GOAL OF THE EXERCISE: How many of the lines below contain the string "chicken"? Give only the number.

SUPPLIED DATA:

# # # #

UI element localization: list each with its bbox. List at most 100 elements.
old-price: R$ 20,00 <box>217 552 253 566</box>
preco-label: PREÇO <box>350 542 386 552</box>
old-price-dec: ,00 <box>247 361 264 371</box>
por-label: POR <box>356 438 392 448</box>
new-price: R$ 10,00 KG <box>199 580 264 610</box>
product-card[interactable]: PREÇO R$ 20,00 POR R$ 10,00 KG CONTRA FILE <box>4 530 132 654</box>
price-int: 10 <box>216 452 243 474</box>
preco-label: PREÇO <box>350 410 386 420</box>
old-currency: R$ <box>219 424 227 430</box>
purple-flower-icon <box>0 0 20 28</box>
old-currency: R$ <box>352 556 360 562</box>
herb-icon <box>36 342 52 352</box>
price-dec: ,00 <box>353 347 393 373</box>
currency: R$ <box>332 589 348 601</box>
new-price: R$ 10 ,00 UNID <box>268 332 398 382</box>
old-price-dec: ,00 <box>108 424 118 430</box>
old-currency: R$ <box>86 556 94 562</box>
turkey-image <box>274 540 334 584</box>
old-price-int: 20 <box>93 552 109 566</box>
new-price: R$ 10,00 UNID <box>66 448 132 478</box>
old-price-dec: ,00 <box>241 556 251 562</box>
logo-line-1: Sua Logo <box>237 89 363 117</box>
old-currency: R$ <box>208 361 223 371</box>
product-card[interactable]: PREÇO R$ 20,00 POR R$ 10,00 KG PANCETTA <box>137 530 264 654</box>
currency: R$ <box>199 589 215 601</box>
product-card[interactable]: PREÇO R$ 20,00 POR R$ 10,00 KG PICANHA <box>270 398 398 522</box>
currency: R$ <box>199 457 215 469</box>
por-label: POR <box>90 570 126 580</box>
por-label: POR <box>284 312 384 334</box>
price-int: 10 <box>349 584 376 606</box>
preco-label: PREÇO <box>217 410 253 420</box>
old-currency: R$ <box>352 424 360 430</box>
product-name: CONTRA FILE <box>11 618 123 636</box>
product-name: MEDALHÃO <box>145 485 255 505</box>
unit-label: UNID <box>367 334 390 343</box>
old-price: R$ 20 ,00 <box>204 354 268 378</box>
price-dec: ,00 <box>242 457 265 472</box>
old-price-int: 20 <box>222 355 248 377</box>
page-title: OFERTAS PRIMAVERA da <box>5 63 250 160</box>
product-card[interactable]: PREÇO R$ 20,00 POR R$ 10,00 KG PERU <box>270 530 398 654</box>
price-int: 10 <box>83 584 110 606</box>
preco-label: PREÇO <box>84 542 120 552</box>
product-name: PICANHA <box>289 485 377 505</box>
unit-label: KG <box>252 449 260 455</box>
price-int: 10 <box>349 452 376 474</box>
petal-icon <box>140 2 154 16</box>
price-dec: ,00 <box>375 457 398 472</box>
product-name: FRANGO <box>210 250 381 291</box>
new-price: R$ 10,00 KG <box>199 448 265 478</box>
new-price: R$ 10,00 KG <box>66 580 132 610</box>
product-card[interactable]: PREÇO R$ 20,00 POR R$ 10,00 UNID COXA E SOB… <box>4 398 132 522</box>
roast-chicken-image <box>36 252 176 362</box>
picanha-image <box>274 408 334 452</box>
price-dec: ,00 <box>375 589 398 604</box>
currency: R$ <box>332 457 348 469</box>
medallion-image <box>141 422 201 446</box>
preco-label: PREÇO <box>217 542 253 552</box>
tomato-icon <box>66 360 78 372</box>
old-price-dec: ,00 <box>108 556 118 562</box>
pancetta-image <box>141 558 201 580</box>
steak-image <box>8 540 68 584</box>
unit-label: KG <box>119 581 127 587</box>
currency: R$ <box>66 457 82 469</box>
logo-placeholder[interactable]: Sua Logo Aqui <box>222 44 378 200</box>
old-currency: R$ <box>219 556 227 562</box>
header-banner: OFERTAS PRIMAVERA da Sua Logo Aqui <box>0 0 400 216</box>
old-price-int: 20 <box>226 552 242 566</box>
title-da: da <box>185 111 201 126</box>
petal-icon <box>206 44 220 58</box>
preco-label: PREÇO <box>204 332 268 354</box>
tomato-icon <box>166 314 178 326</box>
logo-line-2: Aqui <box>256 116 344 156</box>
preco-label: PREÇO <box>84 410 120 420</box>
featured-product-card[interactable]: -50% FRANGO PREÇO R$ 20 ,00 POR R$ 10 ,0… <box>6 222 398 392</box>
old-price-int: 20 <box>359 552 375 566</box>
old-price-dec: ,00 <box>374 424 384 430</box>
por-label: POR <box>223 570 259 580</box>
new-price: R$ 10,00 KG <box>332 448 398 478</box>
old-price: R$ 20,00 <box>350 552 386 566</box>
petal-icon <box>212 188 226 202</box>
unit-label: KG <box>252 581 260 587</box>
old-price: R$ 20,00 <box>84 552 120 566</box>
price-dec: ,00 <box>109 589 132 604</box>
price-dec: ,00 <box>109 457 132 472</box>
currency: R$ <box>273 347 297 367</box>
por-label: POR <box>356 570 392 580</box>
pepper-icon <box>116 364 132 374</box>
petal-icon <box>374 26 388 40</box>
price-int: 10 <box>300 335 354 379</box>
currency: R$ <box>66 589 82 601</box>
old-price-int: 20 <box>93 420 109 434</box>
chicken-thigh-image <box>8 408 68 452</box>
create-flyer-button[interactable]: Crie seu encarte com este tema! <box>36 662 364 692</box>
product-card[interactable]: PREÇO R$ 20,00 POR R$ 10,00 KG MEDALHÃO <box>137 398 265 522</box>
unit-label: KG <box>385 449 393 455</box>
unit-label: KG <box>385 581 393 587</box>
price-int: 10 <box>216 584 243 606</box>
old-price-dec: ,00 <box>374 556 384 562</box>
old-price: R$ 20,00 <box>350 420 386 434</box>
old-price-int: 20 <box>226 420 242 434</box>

# # # #

FINISHED ANSWER: 2